Task objective:
Take every line from the listing below that contains "valuedate".

(Records from a data source)
START

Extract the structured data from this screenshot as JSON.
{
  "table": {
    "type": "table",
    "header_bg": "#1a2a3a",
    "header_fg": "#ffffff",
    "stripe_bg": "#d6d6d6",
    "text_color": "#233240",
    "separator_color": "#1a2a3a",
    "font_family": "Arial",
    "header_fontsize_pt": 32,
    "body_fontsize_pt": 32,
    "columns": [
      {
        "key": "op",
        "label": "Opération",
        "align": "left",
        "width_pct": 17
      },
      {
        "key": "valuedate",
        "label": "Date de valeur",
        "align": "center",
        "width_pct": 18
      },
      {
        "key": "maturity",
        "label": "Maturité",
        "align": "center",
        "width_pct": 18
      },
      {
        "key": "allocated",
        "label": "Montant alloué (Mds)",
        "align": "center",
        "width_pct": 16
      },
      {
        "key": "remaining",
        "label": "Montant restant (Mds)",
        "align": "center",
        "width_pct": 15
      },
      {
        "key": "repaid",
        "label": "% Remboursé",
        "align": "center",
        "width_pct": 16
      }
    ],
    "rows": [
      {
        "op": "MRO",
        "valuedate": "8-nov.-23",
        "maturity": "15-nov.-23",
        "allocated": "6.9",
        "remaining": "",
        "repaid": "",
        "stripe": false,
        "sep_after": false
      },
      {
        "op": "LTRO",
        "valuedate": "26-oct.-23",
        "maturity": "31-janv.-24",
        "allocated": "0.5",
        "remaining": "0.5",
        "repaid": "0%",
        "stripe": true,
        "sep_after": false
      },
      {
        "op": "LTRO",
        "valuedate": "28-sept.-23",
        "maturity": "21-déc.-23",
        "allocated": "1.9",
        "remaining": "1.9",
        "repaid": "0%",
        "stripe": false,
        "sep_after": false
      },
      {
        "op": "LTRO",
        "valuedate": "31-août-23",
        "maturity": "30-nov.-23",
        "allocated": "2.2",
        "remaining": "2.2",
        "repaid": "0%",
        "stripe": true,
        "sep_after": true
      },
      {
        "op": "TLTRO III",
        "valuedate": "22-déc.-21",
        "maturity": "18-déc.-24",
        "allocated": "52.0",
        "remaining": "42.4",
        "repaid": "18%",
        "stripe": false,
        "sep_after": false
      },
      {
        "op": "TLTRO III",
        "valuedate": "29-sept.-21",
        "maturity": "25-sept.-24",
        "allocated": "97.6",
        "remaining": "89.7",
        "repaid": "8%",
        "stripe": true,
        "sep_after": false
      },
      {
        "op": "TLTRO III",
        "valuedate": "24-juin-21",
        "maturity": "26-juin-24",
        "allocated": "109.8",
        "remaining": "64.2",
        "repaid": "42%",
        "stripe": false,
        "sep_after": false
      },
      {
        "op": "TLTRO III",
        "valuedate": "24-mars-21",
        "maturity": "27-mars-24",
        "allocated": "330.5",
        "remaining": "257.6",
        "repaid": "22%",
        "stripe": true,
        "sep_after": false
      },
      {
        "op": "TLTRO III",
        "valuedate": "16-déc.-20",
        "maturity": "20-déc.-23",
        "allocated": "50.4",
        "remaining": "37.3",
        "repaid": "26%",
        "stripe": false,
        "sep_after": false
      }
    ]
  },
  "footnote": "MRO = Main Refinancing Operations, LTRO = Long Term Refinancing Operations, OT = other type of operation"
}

END

Exercise response:
        "key": "valuedate",
        "valuedate": "8-nov.-23",
        "valuedate": "26-oct.-23",
        "valuedate": "28-sept.-23",
        "valuedate": "31-août-23",
        "valuedate": "22-déc.-21",
        "valuedate": "29-sept.-21",
        "valuedate": "24-juin-21",
        "valuedate": "24-mars-21",
        "valuedate": "16-déc.-20",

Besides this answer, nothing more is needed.